## DO THIS
Return each line holding the string "Market".

Lines of data:
○ ○ ○ ○ ○

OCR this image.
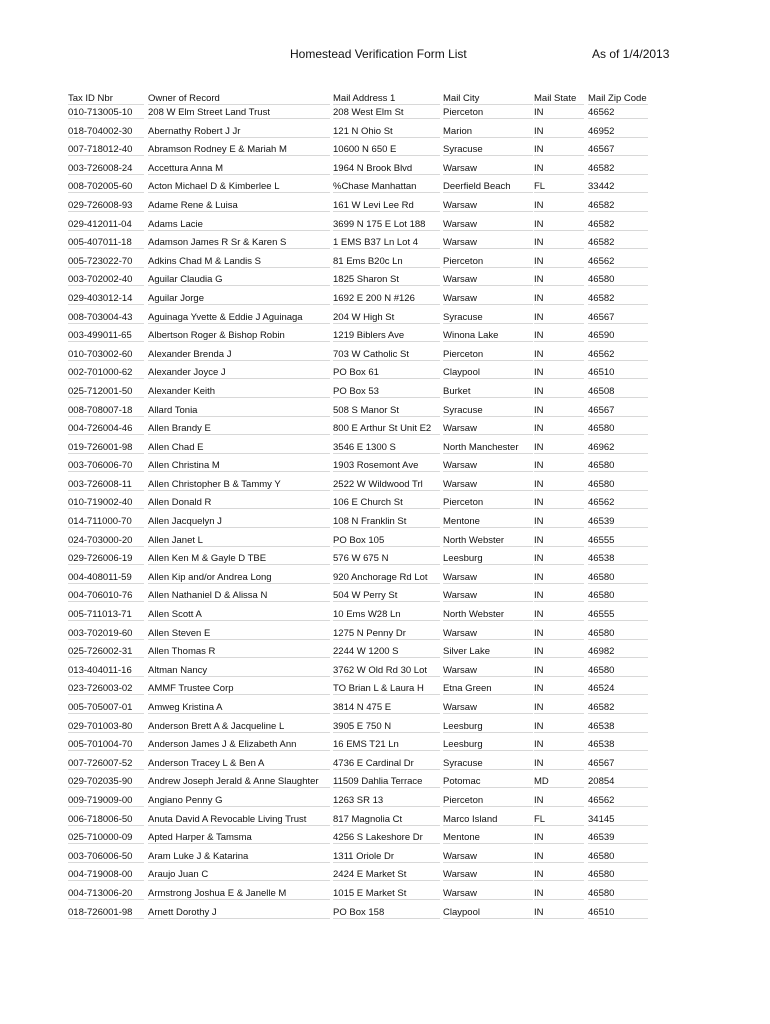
Homestead Verification Form List	As of 1/4/2013
Tax ID Nbr	Owner of Record	Mail Address 1	Mail City	Mail State	Mail Zip Code
010-713005-10	208 W Elm Street Land Trust	208 West Elm St	Pierceton	IN	46562
018-704002-30	Abernathy Robert J Jr	121 N Ohio St	Marion	IN	46952
007-718012-40	Abramson Rodney E & Mariah M	10600 N 650 E	Syracuse	IN	46567
003-726008-24	Accettura Anna M	1964 N Brook Blvd	Warsaw	IN	46582
008-702005-60	Acton Michael D & Kimberlee L	%Chase Manhattan	Deerfield Beach	FL	33442
029-726008-93	Adame Rene & Luisa	161 W Levi Lee Rd	Warsaw	IN	46582
029-412011-04	Adams Lacie	3699 N 175 E Lot 188	Warsaw	IN	46582
005-407011-18	Adamson James R Sr & Karen S	1 EMS B37 Ln Lot 4	Warsaw	IN	46582
005-723022-70	Adkins Chad M & Landis S	81 Ems B20c Ln	Pierceton	IN	46562
003-702002-40	Aguilar Claudia G	1825 Sharon St	Warsaw	IN	46580
029-403012-14	Aguilar Jorge	1692 E 200 N #126	Warsaw	IN	46582
008-703004-43	Aguinaga Yvette & Eddie J Aguinaga	204 W High St	Syracuse	IN	46567
003-499011-65	Albertson Roger & Bishop Robin	1219 Biblers Ave	Winona Lake	IN	46590
010-703002-60	Alexander Brenda J	703 W Catholic St	Pierceton	IN	46562
002-701000-62	Alexander Joyce J	PO Box 61	Claypool	IN	46510
025-712001-50	Alexander Keith	PO Box 53	Burket	IN	46508
008-708007-18	Allard Tonia	508 S Manor St	Syracuse	IN	46567
004-726004-46	Allen Brandy E	800 E Arthur St Unit E2	Warsaw	IN	46580
019-726001-98	Allen Chad E	3546 E 1300 S	North Manchester	IN	46962
003-706006-70	Allen Christina M	1903 Rosemont Ave	Warsaw	IN	46580
003-726008-11	Allen Christopher B & Tammy Y	2522 W Wildwood Trl	Warsaw	IN	46580
010-719002-40	Allen Donald R	106 E Church St	Pierceton	IN	46562
014-711000-70	Allen Jacquelyn J	108 N Franklin St	Mentone	IN	46539
024-703000-20	Allen Janet L	PO Box 105	North Webster	IN	46555
029-726006-19	Allen Ken M & Gayle D TBE	576 W 675 N	Leesburg	IN	46538
004-408011-59	Allen Kip and/or Andrea Long	920 Anchorage Rd Lot	Warsaw	IN	46580
004-706010-76	Allen Nathaniel D & Alissa N	504 W Perry St	Warsaw	IN	46580
005-711013-71	Allen Scott A	10 Ems W28 Ln	North Webster	IN	46555
003-702019-60	Allen Steven E	1275 N Penny Dr	Warsaw	IN	46580
025-726002-31	Allen Thomas R	2244 W 1200 S	Silver Lake	IN	46982
013-404011-16	Altman Nancy	3762 W Old Rd 30 Lot	Warsaw	IN	46580
023-726003-02	AMMF Trustee Corp	TO Brian L & Laura H	Etna Green	IN	46524
005-705007-01	Amweg Kristina A	3814 N 475 E	Warsaw	IN	46582
029-701003-80	Anderson Brett A & Jacqueline L	3905 E 750 N	Leesburg	IN	46538
005-701004-70	Anderson James J & Elizabeth Ann	16 EMS T21 Ln	Leesburg	IN	46538
007-726007-52	Anderson Tracey L & Ben A	4736 E Cardinal Dr	Syracuse	IN	46567
029-702035-90	Andrew Joseph Jerald & Anne Slaughter	11509 Dahlia Terrace	Potomac	MD	20854
009-719009-00	Angiano Penny G	1263 SR 13	Pierceton	IN	46562
006-718006-50	Anuta David A Revocable Living Trust	817 Magnolia Ct	Marco Island	FL	34145
025-710000-09	Apted Harper & Tamsma	4256 S Lakeshore Dr	Mentone	IN	46539
003-706006-50	Aram Luke J & Katarina	1311 Oriole Dr	Warsaw	IN	46580
004-719008-00	Araujo Juan C	2424 E Market St	Warsaw	IN	46580
004-713006-20	Armstrong Joshua E & Janelle M	1015 E Market St	Warsaw	IN	46580
018-726001-98	Arnett Dorothy J	PO Box 158	Claypool	IN	46510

○ ○ ○ ○ ○

## EXPECTED OUTPUT
004-719008-00	Araujo Juan C	2424 E Market St	Warsaw	IN	46580
004-713006-20	Armstrong Joshua E & Janelle M	1015 E Market St	Warsaw	IN	46580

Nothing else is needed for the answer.